Give the number of lines that include the string "JSON", nothing more.

Records that describe figures
———

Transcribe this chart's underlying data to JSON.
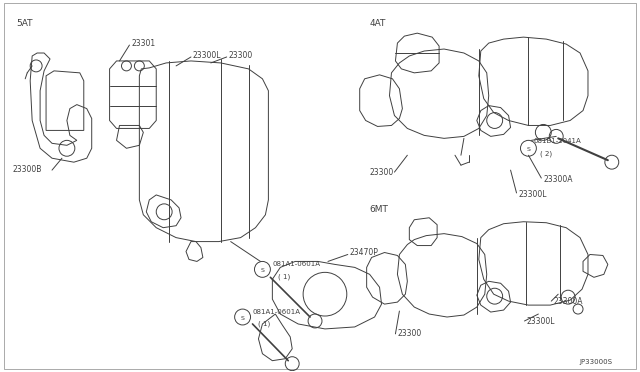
{
  "bg_color": "#ffffff",
  "line_color": "#404040",
  "text_color": "#404040",
  "diagram_number": "JP33000S",
  "lw": 0.7,
  "fs_label": 5.5,
  "fs_section": 6.5,
  "font": "DejaVu Sans",
  "border_color": "#888888",
  "border_lw": 0.5,
  "sections": {
    "5AT": [
      0.025,
      0.93
    ],
    "4AT": [
      0.54,
      0.97
    ],
    "6MT": [
      0.54,
      0.5
    ]
  },
  "labels_5AT": {
    "23301": [
      0.175,
      0.86,
      0.158,
      0.8
    ],
    "23300L": [
      0.255,
      0.77,
      0.255,
      0.72
    ],
    "23300": [
      0.315,
      0.77,
      0.295,
      0.71
    ],
    "23300B": [
      0.035,
      0.59,
      0.075,
      0.64
    ],
    "23470P": [
      0.415,
      0.39,
      0.395,
      0.34
    ]
  },
  "labels_4AT": {
    "23300": [
      0.545,
      0.665,
      0.575,
      0.72
    ],
    "23300A": [
      0.765,
      0.615,
      0.76,
      0.655
    ],
    "23300L": [
      0.74,
      0.585,
      0.755,
      0.645
    ]
  },
  "labels_6MT": {
    "23300": [
      0.6,
      0.185,
      0.62,
      0.235
    ],
    "23300A": [
      0.775,
      0.315,
      0.77,
      0.35
    ],
    "23300L": [
      0.745,
      0.275,
      0.755,
      0.31
    ]
  }
}
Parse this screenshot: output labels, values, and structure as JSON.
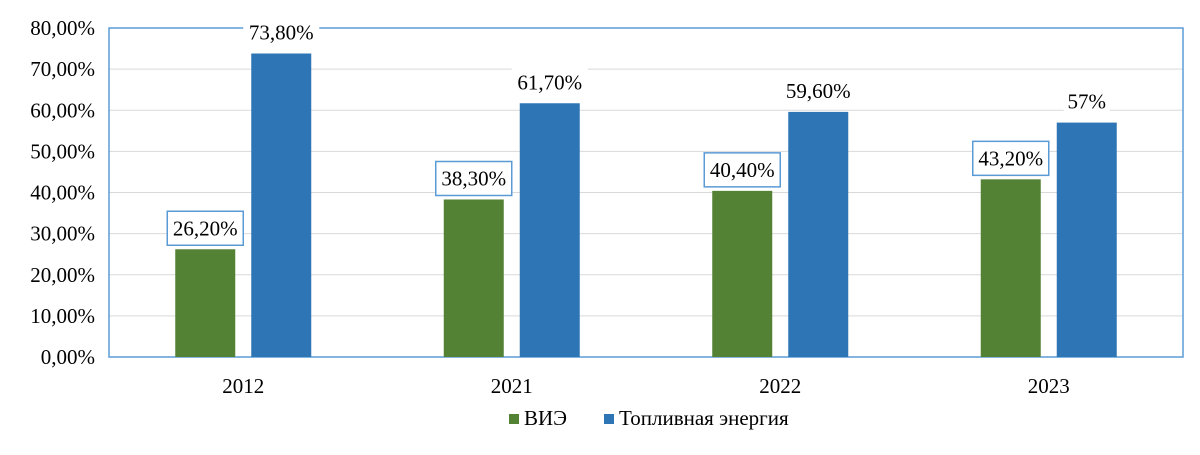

———

* _Solution below_:
2